--- begin ---

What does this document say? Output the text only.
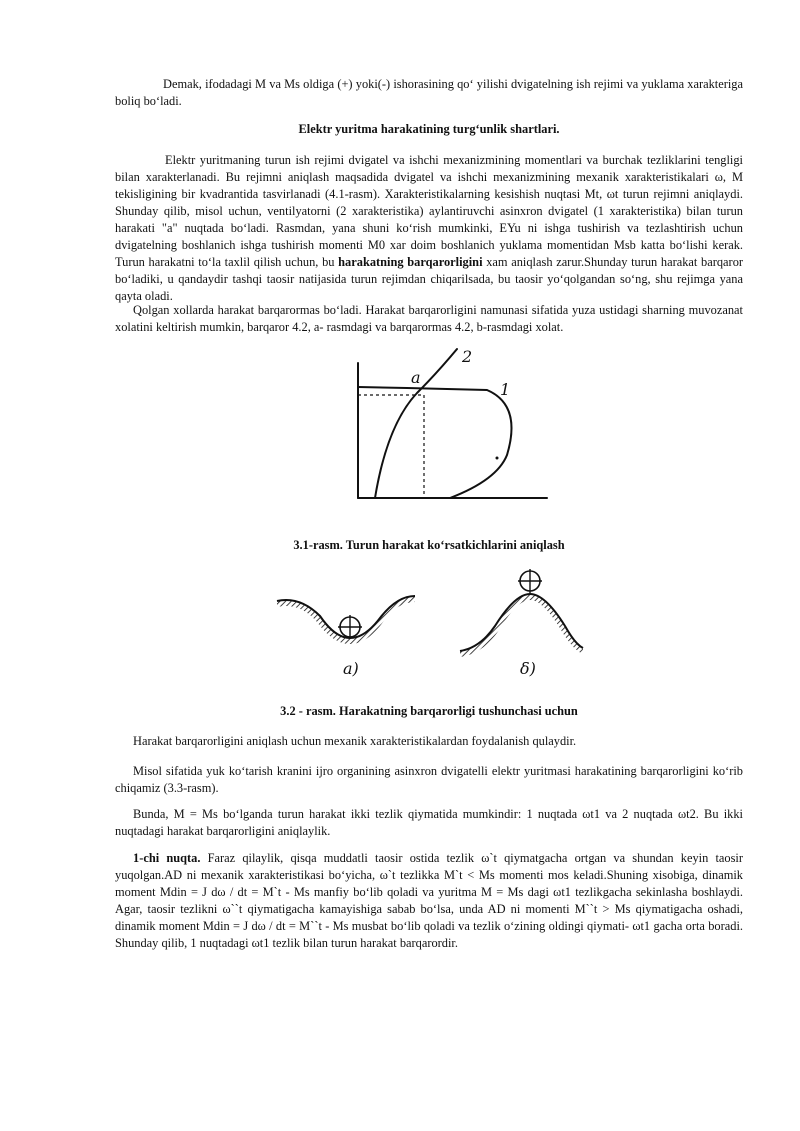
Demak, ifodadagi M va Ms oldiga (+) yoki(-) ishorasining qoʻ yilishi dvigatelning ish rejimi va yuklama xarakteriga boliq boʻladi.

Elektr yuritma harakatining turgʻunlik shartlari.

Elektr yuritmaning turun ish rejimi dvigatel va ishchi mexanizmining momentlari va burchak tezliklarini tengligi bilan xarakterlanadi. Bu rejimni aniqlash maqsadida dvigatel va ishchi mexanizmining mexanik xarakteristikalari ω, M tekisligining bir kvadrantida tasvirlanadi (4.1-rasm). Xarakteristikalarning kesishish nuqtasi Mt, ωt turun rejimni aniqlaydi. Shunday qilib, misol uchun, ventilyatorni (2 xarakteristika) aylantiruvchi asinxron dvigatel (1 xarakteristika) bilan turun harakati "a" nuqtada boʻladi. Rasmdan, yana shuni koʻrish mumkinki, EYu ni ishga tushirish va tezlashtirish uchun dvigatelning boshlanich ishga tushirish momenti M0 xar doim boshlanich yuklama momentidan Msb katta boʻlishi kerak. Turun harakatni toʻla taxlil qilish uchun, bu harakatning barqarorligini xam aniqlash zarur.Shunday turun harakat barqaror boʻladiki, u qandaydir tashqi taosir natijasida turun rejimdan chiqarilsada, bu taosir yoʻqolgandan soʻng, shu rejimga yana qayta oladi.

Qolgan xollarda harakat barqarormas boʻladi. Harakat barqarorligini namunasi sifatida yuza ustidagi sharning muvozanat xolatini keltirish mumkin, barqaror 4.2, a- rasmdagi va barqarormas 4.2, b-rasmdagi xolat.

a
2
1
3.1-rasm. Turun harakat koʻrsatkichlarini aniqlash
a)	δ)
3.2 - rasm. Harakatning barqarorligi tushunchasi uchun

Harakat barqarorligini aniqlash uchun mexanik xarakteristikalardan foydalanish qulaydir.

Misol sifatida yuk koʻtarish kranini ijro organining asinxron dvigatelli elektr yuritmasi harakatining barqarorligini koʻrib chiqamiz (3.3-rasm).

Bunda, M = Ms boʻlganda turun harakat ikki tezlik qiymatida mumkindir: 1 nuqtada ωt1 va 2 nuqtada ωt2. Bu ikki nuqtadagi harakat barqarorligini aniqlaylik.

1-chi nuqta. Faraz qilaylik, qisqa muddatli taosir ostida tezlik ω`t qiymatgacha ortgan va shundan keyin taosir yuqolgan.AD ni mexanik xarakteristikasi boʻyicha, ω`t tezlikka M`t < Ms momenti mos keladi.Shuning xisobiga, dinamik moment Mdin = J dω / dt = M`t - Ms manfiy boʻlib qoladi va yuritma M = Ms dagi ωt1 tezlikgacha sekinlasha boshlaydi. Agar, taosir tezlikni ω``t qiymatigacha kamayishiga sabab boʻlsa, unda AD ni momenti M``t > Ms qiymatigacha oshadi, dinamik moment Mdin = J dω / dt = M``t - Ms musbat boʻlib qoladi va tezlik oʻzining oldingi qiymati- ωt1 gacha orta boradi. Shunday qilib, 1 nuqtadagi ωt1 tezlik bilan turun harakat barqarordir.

--- end ---
--- begin ---

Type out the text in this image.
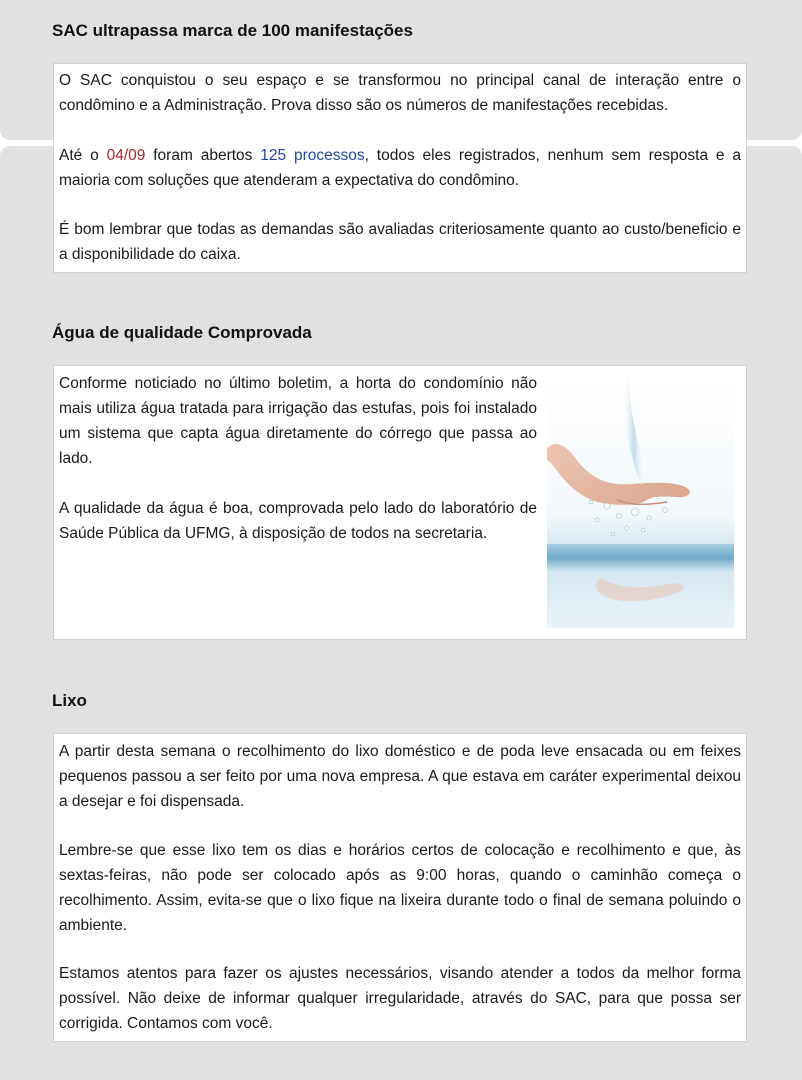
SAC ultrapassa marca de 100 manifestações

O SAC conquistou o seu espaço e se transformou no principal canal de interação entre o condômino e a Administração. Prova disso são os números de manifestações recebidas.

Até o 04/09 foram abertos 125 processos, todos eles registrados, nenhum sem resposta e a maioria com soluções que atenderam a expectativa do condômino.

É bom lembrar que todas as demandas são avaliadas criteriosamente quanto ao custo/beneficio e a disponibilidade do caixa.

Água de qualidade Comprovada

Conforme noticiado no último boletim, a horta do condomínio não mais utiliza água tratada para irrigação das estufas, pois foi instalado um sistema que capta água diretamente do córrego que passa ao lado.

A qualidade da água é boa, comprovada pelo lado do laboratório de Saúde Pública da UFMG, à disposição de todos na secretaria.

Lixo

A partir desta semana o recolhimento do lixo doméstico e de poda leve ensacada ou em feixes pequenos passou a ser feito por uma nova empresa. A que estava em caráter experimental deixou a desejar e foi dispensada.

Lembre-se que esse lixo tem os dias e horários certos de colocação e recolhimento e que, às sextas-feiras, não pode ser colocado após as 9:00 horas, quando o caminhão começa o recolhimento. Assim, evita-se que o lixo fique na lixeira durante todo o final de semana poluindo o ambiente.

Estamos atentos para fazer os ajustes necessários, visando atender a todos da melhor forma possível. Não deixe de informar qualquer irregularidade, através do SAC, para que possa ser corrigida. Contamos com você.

--- end ---
--- begin ---

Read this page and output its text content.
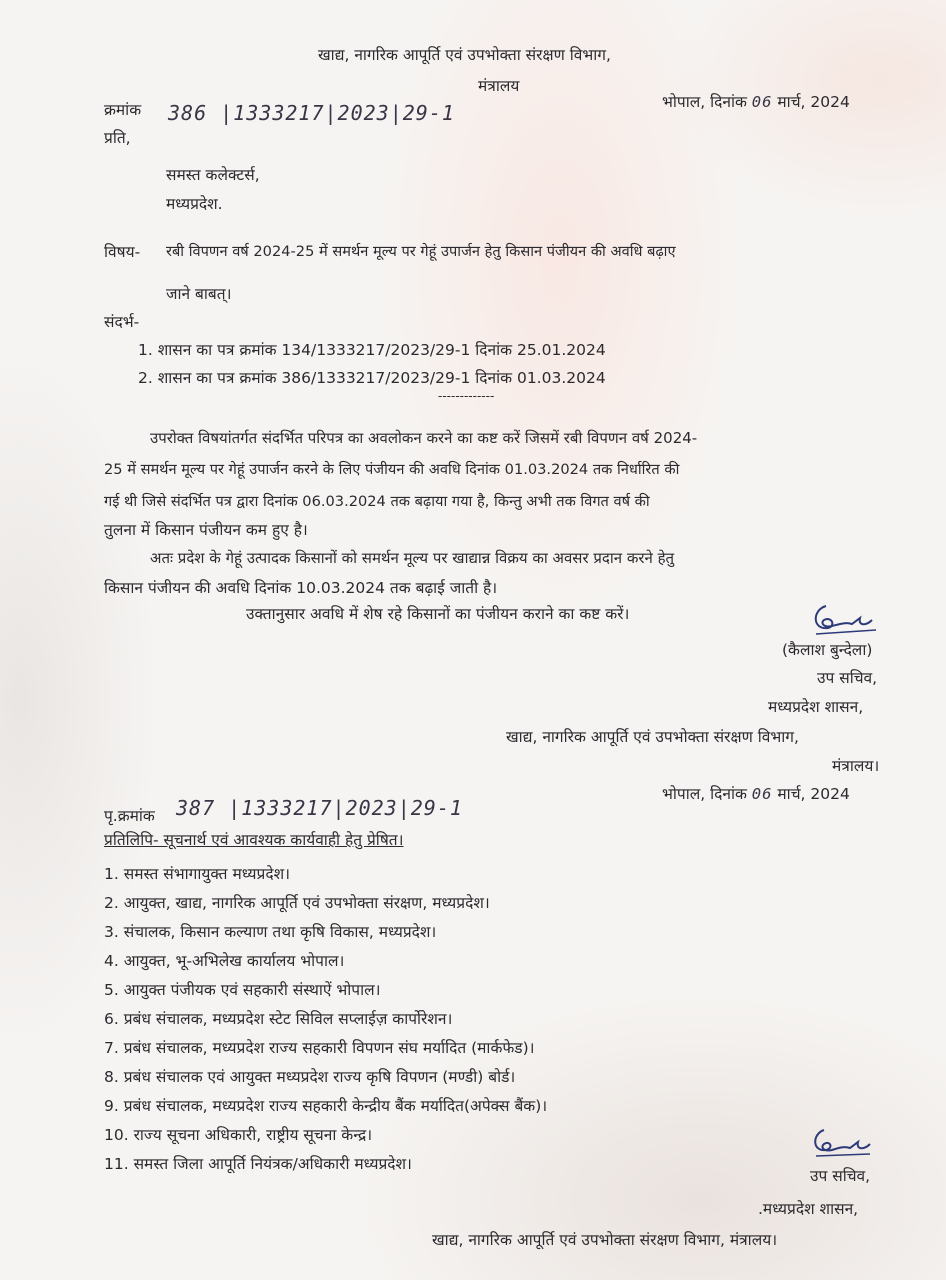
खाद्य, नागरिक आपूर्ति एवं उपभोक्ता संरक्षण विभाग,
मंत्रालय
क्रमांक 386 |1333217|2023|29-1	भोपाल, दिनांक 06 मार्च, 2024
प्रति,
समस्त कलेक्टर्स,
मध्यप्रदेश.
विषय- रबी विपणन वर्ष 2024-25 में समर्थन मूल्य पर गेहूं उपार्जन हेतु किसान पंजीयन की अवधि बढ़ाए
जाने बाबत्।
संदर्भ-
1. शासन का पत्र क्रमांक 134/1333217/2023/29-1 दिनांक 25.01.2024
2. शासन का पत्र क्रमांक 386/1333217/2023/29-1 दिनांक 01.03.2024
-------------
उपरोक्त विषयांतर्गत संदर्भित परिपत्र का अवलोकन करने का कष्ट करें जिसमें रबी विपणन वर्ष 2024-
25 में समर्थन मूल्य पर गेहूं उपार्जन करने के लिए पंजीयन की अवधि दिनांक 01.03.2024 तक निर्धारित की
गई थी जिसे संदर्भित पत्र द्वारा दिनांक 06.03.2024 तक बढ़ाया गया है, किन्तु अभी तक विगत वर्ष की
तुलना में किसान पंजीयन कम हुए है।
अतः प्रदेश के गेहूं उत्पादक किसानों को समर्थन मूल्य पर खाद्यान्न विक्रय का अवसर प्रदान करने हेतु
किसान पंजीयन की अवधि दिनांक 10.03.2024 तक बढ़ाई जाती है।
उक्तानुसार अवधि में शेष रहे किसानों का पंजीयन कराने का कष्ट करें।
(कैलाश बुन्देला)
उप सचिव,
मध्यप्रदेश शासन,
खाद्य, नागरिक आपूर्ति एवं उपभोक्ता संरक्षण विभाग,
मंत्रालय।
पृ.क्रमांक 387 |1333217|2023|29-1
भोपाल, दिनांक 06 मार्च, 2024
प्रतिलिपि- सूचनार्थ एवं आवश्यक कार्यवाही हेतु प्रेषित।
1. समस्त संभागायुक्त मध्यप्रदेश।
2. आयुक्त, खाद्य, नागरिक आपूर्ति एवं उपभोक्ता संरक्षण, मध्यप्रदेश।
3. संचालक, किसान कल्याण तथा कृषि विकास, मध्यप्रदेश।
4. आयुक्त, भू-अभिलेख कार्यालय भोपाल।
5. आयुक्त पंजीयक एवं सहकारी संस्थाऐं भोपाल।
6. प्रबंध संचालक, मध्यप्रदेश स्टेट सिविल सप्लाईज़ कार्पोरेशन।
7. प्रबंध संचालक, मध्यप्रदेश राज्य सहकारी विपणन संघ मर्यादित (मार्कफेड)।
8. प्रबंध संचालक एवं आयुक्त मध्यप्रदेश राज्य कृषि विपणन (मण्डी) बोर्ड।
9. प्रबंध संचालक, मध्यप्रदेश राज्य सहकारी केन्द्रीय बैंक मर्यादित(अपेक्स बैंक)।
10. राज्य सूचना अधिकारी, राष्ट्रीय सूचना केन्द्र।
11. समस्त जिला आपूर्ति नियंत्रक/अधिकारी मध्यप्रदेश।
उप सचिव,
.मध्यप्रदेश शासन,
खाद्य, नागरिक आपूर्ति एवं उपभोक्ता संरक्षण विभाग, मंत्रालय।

--- end ---

### Set exercise
Check each line above for the string "lado" and show the ones that have it.

### Response to this task
Conforme noticiado no último boletim, a horta do condomínio não mais utiliza água tratada para irrigação das estufas, pois foi instalado um sistema que capta água diretamente do córrego que passa ao lado.
A qualidade da água é boa, comprovada pelo lado do laboratório de Saúde Pública da UFMG, à disposição de todos na secretaria.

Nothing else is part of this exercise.